WHAT TO DO: Go through the material below and copy each line where the word "User" appears.

INFORMATION PROVIDED:
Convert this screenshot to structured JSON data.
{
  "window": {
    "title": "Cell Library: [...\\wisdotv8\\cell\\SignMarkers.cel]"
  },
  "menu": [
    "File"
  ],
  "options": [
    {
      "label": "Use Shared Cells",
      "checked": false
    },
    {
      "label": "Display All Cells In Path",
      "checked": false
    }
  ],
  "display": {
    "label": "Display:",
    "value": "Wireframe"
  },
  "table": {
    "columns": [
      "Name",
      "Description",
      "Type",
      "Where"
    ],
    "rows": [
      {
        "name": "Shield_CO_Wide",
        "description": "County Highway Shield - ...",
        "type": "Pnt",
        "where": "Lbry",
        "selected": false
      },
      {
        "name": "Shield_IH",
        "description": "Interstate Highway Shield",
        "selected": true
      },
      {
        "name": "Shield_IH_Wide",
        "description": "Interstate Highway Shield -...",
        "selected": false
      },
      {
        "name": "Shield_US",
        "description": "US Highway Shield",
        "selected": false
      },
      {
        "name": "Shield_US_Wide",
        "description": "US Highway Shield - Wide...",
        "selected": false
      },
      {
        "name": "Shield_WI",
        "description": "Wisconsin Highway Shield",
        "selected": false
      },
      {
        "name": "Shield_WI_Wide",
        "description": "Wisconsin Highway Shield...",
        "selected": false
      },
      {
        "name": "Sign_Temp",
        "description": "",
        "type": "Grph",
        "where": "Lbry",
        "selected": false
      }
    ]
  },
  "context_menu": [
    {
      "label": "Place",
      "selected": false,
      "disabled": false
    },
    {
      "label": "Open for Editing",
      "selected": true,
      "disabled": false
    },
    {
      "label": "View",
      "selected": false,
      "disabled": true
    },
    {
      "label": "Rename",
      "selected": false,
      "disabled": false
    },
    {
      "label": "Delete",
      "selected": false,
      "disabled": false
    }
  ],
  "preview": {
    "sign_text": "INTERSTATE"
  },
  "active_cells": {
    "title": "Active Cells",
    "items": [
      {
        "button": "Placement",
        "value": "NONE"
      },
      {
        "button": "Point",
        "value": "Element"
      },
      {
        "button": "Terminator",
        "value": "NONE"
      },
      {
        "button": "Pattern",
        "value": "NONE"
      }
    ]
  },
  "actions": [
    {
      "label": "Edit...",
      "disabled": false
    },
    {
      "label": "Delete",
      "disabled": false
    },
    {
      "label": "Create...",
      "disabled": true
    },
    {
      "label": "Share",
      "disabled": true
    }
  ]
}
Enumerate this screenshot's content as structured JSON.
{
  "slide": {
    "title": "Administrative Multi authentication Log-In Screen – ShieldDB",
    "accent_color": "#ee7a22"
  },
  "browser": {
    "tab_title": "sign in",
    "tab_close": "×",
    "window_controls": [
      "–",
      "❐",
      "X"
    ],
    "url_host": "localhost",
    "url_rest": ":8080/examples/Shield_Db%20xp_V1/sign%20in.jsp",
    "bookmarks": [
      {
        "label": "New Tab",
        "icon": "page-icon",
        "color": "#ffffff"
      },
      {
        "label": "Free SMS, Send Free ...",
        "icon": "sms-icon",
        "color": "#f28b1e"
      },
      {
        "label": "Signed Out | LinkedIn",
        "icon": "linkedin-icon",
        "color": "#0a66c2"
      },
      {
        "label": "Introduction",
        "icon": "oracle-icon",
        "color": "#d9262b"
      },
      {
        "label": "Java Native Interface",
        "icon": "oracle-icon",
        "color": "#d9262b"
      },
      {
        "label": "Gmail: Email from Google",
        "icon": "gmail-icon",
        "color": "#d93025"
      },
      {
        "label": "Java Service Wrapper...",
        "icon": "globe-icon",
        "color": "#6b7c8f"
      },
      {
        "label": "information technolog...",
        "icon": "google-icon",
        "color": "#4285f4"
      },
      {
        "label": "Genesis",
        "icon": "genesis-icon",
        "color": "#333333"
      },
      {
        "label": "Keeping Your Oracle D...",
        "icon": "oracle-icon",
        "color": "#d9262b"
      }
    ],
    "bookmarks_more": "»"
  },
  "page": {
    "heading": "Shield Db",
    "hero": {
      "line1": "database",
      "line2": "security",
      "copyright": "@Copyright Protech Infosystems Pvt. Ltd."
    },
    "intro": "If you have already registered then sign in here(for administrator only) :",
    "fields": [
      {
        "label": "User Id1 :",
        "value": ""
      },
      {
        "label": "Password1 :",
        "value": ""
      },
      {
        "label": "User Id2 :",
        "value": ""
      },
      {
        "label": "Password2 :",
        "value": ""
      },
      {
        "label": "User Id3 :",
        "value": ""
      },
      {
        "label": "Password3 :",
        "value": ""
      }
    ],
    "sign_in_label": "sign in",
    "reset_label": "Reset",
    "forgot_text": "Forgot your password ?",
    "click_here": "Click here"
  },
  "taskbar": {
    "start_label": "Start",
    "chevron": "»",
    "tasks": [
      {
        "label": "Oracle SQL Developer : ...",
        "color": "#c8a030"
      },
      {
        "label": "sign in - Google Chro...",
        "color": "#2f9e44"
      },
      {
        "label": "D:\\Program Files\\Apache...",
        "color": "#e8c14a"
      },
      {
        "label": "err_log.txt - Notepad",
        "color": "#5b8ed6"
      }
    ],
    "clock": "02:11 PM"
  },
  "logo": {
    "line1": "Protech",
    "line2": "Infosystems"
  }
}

ANSWER TO THIS PROBLEM:
        "label": "User Id1 :",
        "label": "User Id2 :",
        "label": "User Id3 :",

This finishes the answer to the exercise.